** TASK DATA **
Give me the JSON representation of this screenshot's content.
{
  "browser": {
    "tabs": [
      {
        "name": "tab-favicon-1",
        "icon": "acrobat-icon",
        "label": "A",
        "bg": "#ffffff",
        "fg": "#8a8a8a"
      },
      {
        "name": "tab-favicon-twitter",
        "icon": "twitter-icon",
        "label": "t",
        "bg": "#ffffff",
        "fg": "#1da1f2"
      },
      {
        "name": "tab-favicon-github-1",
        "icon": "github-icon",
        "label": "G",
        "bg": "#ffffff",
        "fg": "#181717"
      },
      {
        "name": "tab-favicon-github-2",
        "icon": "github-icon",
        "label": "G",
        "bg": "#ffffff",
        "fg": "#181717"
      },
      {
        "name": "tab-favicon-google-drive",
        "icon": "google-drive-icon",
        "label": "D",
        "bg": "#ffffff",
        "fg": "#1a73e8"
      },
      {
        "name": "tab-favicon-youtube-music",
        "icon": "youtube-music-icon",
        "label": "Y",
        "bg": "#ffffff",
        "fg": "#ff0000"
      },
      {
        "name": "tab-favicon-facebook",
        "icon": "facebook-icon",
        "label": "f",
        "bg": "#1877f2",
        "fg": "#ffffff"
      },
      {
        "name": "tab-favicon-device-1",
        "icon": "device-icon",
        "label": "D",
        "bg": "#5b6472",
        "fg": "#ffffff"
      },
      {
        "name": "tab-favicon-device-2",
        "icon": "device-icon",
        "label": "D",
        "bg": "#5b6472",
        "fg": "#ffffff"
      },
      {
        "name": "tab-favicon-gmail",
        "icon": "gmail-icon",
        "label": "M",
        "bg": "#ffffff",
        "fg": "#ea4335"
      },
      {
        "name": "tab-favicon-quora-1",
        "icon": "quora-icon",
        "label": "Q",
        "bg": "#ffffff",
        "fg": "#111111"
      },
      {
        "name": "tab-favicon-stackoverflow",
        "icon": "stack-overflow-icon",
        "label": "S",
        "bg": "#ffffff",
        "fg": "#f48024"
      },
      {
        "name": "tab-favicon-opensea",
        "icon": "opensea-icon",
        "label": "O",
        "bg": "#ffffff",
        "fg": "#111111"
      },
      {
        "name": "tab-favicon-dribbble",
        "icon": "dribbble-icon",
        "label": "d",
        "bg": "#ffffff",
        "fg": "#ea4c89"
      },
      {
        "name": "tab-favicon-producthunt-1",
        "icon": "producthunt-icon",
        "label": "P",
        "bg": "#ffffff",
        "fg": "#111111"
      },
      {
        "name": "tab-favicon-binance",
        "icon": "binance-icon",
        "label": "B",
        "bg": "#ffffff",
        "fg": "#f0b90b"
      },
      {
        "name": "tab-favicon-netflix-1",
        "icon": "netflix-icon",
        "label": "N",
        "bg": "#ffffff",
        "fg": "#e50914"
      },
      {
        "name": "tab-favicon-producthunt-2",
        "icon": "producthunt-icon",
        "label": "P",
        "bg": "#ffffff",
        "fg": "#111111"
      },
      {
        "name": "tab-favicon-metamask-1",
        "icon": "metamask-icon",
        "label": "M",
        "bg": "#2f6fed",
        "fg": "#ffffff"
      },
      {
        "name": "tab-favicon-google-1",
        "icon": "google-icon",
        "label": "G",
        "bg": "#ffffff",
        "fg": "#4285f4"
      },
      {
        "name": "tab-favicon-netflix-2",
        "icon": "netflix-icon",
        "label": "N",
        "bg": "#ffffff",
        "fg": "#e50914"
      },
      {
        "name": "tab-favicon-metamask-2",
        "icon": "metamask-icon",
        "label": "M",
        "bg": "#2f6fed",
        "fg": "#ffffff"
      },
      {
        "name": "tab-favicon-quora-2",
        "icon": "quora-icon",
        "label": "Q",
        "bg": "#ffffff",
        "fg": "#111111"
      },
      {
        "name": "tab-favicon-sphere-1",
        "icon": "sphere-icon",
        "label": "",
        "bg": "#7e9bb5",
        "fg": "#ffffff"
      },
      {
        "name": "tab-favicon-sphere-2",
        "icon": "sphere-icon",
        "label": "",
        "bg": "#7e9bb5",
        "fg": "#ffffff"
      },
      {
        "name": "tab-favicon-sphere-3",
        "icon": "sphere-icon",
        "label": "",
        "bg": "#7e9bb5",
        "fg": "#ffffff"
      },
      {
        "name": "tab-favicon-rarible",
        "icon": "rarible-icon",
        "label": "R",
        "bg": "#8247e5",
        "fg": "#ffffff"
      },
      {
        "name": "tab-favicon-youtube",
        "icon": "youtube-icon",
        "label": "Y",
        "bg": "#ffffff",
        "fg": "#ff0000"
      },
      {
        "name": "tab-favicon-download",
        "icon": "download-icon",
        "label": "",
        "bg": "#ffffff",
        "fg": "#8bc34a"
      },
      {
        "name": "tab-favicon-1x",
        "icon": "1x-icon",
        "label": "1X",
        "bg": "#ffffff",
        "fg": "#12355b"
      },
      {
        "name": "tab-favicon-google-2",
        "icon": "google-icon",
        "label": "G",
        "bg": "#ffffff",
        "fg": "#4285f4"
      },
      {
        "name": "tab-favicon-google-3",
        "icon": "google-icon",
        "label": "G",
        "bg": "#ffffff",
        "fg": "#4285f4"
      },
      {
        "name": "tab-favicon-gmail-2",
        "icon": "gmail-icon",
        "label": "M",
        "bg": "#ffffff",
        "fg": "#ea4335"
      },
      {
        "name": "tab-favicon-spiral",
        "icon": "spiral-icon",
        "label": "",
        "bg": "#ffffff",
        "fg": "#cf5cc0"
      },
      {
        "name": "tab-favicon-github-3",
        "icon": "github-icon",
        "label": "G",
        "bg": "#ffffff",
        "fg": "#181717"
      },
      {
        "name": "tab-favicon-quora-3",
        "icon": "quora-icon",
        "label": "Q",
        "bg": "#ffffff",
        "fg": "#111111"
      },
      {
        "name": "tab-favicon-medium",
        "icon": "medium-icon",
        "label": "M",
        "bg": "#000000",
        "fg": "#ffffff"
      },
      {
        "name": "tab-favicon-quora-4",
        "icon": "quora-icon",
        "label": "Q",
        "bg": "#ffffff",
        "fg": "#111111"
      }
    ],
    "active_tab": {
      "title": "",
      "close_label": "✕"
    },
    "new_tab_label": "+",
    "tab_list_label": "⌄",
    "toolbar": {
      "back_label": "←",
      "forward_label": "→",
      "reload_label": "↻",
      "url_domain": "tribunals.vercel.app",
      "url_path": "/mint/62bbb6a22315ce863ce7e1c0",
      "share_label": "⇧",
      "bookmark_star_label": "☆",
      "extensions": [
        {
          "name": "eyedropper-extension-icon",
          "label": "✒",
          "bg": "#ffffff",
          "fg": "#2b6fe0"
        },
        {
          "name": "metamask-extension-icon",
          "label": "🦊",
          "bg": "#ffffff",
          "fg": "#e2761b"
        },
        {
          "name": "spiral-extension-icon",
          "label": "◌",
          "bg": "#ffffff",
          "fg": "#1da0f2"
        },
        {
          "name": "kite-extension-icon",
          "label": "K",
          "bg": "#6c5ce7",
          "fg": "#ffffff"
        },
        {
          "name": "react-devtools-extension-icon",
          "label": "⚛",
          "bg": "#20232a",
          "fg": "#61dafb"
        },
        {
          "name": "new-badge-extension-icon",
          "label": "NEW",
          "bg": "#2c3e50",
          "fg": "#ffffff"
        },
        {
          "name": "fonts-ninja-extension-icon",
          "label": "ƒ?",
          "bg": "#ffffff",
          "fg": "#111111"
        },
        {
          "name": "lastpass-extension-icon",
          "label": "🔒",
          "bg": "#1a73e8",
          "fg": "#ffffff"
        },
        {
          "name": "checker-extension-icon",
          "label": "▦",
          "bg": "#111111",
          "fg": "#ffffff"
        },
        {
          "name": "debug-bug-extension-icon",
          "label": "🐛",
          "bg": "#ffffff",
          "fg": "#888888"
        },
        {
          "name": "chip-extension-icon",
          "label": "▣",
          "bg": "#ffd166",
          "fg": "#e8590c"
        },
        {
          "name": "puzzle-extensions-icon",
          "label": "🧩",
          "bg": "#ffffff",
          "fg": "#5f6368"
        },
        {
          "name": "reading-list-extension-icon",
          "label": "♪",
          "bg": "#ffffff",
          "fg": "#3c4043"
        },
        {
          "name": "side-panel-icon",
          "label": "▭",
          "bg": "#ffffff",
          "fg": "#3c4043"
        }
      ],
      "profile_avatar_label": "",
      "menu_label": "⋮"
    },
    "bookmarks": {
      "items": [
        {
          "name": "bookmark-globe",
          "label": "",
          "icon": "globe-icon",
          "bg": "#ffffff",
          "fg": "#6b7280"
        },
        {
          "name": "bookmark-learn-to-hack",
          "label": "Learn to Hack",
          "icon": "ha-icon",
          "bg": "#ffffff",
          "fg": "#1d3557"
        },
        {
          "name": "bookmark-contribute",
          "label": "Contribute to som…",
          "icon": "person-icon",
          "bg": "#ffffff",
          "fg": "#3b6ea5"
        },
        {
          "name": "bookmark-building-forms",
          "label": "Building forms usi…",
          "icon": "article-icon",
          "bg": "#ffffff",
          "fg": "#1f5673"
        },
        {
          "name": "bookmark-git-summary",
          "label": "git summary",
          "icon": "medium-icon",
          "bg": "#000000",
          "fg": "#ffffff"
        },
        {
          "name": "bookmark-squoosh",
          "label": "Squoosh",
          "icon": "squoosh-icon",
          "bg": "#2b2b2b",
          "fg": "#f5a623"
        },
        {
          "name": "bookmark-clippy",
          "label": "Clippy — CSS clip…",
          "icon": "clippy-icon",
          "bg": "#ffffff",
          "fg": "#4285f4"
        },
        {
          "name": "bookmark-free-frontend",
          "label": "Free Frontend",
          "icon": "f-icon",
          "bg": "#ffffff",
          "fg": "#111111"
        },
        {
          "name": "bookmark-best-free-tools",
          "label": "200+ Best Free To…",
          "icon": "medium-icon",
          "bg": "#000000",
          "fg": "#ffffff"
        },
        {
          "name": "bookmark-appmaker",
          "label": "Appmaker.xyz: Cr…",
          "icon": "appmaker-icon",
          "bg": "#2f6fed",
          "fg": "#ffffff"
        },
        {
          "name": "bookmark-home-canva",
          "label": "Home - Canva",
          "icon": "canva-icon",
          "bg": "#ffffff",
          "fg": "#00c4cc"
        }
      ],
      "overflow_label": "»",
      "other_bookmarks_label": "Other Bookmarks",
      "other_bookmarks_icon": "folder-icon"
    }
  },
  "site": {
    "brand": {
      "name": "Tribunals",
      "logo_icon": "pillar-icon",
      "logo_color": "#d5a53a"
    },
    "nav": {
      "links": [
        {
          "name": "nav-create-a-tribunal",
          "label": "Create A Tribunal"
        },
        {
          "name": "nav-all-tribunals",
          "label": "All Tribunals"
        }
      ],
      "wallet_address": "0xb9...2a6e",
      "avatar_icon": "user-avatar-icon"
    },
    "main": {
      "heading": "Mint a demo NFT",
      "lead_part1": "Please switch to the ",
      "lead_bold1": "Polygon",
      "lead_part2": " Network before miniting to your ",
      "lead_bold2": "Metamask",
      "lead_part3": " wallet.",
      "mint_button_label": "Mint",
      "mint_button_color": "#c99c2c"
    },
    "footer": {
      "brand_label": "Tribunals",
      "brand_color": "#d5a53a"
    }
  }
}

** WHAT IS REQUIRED **
In the records above, find the lines containing "binance" and copy them.

** SOLVED PROBLEM **
        "name": "tab-favicon-binance",
        "icon": "binance-icon",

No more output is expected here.